### Task goal
For the listing below, give the count of lines containing "đang", and no other text.

### Recorded data
_ _ _ _ _ _ _
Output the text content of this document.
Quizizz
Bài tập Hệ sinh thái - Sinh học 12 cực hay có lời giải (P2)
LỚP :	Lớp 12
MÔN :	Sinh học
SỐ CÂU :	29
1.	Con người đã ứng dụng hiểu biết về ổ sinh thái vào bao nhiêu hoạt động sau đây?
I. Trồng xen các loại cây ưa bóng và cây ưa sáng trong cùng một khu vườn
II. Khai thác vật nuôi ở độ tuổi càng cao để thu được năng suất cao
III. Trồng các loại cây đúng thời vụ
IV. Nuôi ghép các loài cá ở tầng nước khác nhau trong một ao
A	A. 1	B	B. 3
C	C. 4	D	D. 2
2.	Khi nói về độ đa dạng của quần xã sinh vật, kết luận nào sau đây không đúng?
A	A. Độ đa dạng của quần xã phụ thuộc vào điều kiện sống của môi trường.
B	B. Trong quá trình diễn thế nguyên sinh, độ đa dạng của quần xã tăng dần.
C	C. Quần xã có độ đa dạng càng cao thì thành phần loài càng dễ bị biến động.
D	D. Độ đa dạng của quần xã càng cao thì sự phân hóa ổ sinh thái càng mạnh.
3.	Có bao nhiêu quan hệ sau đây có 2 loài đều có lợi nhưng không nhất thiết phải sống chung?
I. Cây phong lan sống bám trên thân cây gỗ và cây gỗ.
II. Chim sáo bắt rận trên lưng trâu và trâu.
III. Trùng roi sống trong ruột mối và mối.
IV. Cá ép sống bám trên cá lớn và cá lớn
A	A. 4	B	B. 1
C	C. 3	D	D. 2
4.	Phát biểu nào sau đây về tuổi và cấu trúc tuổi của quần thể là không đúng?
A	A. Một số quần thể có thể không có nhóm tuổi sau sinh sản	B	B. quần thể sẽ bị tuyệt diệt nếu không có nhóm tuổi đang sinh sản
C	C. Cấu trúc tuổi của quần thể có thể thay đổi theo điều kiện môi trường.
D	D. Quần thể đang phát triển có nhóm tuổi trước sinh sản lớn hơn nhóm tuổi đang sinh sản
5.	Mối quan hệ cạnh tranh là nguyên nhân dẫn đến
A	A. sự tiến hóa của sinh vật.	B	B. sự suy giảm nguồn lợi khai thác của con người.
_ _ _ _ _ _ _
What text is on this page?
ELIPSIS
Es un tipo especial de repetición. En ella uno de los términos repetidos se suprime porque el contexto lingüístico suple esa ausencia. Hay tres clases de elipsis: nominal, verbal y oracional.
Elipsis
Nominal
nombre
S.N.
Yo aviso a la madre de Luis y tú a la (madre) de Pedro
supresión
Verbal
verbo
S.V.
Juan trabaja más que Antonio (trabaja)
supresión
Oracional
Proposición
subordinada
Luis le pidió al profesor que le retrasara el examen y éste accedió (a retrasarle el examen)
_ _ _ _ _ _ _
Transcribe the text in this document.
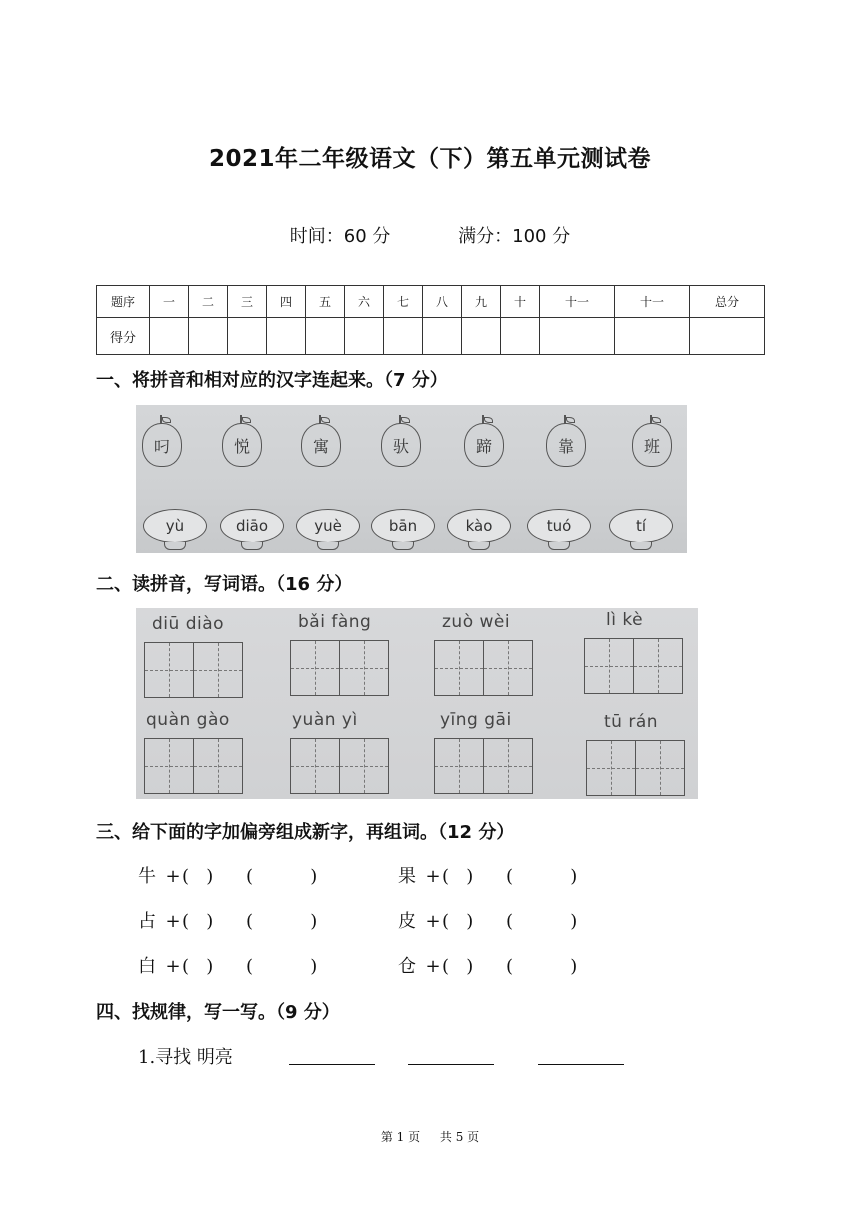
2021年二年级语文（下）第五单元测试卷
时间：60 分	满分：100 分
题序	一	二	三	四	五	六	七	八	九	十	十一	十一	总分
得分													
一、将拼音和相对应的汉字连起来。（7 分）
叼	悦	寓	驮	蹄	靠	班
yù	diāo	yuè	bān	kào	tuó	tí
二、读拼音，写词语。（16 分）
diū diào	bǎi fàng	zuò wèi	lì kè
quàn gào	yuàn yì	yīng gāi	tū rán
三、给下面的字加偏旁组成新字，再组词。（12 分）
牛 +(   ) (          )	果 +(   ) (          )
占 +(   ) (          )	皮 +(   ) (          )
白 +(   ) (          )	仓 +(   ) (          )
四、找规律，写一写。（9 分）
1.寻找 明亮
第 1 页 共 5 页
_ _ _ _ _ _ _
### Finished task
2